**WHAT IS REQUIRED**. Write out the lines from the line containing "Extract the structured" through the final line of the listing below, exactly, omitting every other line.

**DATA LINES**.
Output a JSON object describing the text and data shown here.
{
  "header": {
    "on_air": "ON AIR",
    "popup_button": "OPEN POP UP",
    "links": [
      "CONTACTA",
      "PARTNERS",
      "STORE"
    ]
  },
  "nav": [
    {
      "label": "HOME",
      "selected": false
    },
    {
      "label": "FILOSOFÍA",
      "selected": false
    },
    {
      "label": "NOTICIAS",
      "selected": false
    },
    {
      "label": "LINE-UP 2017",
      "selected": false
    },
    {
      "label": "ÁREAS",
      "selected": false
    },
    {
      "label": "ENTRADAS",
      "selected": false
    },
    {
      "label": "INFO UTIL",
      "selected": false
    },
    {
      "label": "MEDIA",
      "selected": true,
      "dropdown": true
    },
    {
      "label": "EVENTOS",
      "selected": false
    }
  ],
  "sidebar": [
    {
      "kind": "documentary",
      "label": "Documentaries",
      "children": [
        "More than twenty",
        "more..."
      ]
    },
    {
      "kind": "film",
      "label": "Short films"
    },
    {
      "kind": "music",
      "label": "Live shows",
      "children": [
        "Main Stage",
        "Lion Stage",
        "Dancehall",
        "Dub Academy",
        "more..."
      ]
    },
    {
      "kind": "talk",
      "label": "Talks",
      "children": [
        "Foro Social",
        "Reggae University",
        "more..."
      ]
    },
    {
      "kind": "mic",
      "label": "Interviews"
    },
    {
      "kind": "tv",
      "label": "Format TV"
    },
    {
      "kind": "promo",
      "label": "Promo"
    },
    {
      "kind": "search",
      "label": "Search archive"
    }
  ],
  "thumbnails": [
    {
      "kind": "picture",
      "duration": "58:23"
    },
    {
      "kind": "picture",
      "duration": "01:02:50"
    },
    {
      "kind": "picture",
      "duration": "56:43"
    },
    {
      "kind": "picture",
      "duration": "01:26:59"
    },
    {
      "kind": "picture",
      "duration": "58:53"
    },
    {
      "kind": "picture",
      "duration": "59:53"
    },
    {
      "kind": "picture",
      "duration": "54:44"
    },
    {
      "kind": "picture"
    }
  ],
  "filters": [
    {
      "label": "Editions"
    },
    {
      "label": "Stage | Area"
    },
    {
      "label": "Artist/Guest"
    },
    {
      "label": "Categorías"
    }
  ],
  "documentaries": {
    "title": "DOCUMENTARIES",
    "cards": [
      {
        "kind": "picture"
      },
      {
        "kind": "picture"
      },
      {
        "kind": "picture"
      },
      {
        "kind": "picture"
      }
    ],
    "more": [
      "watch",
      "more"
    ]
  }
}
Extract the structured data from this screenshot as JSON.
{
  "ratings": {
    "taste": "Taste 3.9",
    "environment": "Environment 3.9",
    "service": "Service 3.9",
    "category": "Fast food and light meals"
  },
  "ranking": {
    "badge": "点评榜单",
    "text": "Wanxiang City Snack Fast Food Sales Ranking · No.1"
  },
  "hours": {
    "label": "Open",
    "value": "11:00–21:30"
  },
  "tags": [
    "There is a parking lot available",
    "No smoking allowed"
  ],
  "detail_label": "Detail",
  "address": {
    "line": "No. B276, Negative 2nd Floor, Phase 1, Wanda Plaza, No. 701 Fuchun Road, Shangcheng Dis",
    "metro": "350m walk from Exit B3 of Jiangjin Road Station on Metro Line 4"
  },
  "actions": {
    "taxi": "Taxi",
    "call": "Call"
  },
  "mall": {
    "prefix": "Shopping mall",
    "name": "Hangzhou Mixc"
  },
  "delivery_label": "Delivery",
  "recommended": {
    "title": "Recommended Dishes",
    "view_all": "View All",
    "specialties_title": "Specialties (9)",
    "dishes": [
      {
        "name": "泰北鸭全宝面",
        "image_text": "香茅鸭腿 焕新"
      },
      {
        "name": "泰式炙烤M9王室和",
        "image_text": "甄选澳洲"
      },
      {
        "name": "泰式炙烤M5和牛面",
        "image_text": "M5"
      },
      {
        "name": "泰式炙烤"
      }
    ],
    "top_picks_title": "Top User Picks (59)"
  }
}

**COMPLETE ANSWER**.
Extract the structured data from this screenshot as JSON.
{
  "ratings": {
    "taste": "Taste 3.9",
    "environment": "Environment 3.9",
    "service": "Service 3.9",
    "category": "Fast food and light meals"
  },
  "ranking": {
    "badge": "点评榜单",
    "text": "Wanxiang City Snack Fast Food Sales Ranking · No.1"
  },
  "hours": {
    "label": "Open",
    "value": "11:00–21:30"
  },
  "tags": [
    "There is a parking lot available",
    "No smoking allowed"
  ],
  "detail_label": "Detail",
  "address": {
    "line": "No. B276, Negative 2nd Floor, Phase 1, Wanda Plaza, No. 701 Fuchun Road, Shangcheng Dis",
    "metro": "350m walk from Exit B3 of Jiangjin Road Station on Metro Line 4"
  },
  "actions": {
    "taxi": "Taxi",
    "call": "Call"
  },
  "mall": {
    "prefix": "Shopping mall",
    "name": "Hangzhou Mixc"
  },
  "delivery_label": "Delivery",
  "recommended": {
    "title": "Recommended Dishes",
    "view_all": "View All",
    "specialties_title": "Specialties (9)",
    "dishes": [
      {
        "name": "泰北鸭全宝面",
        "image_text": "香茅鸭腿 焕新"
      },
      {
        "name": "泰式炙烤M9王室和",
        "image_text": "甄选澳洲"
      },
      {
        "name": "泰式炙烤M5和牛面",
        "image_text": "M5"
      },
      {
        "name": "泰式炙烤"
      }
    ],
    "top_picks_title": "Top User Picks (59)"
  }
}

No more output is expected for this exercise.